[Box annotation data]
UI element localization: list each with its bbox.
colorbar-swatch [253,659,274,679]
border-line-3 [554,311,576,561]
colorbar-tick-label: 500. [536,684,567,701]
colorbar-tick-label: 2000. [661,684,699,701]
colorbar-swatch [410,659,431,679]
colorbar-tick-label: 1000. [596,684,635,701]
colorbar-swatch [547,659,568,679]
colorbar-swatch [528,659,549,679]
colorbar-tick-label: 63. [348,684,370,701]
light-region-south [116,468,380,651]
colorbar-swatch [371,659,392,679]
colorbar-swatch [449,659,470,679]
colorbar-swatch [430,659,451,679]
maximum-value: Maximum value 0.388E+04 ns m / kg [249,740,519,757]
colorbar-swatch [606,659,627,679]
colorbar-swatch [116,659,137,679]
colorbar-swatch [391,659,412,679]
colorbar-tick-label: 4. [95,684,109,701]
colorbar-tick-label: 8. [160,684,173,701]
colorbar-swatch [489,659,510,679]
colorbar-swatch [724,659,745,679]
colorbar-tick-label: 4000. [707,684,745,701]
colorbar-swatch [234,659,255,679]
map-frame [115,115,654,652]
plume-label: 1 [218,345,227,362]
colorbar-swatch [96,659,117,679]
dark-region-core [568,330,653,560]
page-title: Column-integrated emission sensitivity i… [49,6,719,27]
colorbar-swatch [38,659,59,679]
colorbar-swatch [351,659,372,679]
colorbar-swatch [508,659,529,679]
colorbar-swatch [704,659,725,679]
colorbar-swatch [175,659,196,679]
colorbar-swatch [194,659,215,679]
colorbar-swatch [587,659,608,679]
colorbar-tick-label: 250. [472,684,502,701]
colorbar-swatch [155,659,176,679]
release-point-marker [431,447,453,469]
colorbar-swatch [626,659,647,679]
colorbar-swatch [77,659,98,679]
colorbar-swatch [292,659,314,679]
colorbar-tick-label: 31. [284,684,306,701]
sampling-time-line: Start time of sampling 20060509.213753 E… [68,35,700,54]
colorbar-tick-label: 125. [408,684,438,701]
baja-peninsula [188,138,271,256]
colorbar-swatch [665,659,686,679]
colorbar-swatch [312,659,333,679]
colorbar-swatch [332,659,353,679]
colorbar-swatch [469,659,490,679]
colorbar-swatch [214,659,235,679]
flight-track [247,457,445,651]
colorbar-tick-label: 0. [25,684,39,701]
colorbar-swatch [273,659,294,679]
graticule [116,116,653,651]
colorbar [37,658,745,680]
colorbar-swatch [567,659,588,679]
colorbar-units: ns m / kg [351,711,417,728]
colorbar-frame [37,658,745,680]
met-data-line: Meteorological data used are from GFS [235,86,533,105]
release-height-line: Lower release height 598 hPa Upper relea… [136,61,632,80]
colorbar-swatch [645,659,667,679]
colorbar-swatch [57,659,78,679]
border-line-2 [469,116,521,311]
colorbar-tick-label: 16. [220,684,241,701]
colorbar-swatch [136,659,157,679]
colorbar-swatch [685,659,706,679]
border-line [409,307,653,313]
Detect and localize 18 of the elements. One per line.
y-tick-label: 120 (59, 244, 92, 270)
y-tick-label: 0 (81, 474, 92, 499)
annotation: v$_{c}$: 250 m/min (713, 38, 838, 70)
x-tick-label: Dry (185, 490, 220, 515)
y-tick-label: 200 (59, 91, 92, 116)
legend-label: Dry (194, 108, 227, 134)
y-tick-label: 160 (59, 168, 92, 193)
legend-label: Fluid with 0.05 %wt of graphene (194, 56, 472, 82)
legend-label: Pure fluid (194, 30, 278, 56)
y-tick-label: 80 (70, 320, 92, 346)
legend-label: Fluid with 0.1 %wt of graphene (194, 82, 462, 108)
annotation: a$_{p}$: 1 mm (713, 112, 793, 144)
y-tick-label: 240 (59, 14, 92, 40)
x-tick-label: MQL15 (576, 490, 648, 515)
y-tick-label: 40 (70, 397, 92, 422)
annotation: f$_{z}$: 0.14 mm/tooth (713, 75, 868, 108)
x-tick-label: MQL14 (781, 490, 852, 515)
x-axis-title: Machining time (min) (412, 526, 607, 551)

_Challenge_
Rewrite all the rows above, replacing "legend-label" with "key-label" everywhere it occurs and leaving everything else as it is.

_Complete answer_
UI element localization: list each with its bbox.
colorbar-swatch [253,659,274,679]
border-line-3 [554,311,576,561]
colorbar-tick-label: 500. [536,684,567,701]
colorbar-tick-label: 2000. [661,684,699,701]
colorbar-swatch [410,659,431,679]
colorbar-tick-label: 1000. [596,684,635,701]
colorbar-swatch [547,659,568,679]
colorbar-swatch [528,659,549,679]
colorbar-tick-label: 63. [348,684,370,701]
light-region-south [116,468,380,651]
colorbar-swatch [371,659,392,679]
colorbar-swatch [449,659,470,679]
colorbar-swatch [430,659,451,679]
maximum-value: Maximum value 0.388E+04 ns m / kg [249,740,519,757]
colorbar-swatch [606,659,627,679]
colorbar-swatch [116,659,137,679]
colorbar-swatch [391,659,412,679]
colorbar-tick-label: 4. [95,684,109,701]
colorbar-tick-label: 8. [160,684,173,701]
colorbar-swatch [489,659,510,679]
colorbar-swatch [724,659,745,679]
colorbar-tick-label: 4000. [707,684,745,701]
colorbar-swatch [234,659,255,679]
map-frame [115,115,654,652]
plume-label: 1 [218,345,227,362]
colorbar-swatch [96,659,117,679]
dark-region-core [568,330,653,560]
page-title: Column-integrated emission sensitivity i… [49,6,719,27]
colorbar-swatch [38,659,59,679]
colorbar-swatch [351,659,372,679]
colorbar-swatch [508,659,529,679]
colorbar-swatch [704,659,725,679]
colorbar-swatch [175,659,196,679]
colorbar-swatch [194,659,215,679]
colorbar-swatch [587,659,608,679]
colorbar-tick-label: 250. [472,684,502,701]
colorbar-swatch [155,659,176,679]
release-point-marker [431,447,453,469]
colorbar-swatch [626,659,647,679]
colorbar-swatch [77,659,98,679]
colorbar-swatch [292,659,314,679]
colorbar-tick-label: 31. [284,684,306,701]
sampling-time-line: Start time of sampling 20060509.213753 E… [68,35,700,54]
colorbar-tick-label: 125. [408,684,438,701]
baja-peninsula [188,138,271,256]
colorbar-swatch [665,659,686,679]
colorbar-swatch [312,659,333,679]
colorbar-swatch [332,659,353,679]
colorbar-swatch [469,659,490,679]
colorbar-swatch [214,659,235,679]
flight-track [247,457,445,651]
colorbar-tick-label: 0. [25,684,39,701]
colorbar-swatch [273,659,294,679]
graticule [116,116,653,651]
colorbar [37,658,745,680]
colorbar-swatch [567,659,588,679]
colorbar-units: ns m / kg [351,711,417,728]
colorbar-frame [37,658,745,680]
met-data-line: Meteorological data used are from GFS [235,86,533,105]
release-height-line: Lower release height 598 hPa Upper relea… [136,61,632,80]
colorbar-swatch [645,659,667,679]
colorbar-swatch [57,659,78,679]
border-line-2 [469,116,521,311]
colorbar-tick-label: 16. [220,684,241,701]
colorbar-swatch [136,659,157,679]
colorbar-swatch [685,659,706,679]
border-line [409,307,653,313]
Detect and localize 18 of the elements. One per line.
y-tick-label: 120 (59, 244, 92, 270)
y-tick-label: 0 (81, 474, 92, 499)
annotation: v$_{c}$: 250 m/min (713, 38, 838, 70)
x-tick-label: Dry (185, 490, 220, 515)
y-tick-label: 200 (59, 91, 92, 116)
key-label: Dry (194, 108, 227, 134)
y-tick-label: 160 (59, 168, 92, 193)
key-label: Fluid with 0.05 %wt of graphene (194, 56, 472, 82)
key-label: Pure fluid (194, 30, 278, 56)
y-tick-label: 80 (70, 320, 92, 346)
key-label: Fluid with 0.1 %wt of graphene (194, 82, 462, 108)
annotation: a$_{p}$: 1 mm (713, 112, 793, 144)
y-tick-label: 240 (59, 14, 92, 40)
x-tick-label: MQL15 (576, 490, 648, 515)
y-tick-label: 40 (70, 397, 92, 422)
annotation: f$_{z}$: 0.14 mm/tooth (713, 75, 868, 108)
x-tick-label: MQL14 (781, 490, 852, 515)
x-axis-title: Machining time (min) (412, 526, 607, 551)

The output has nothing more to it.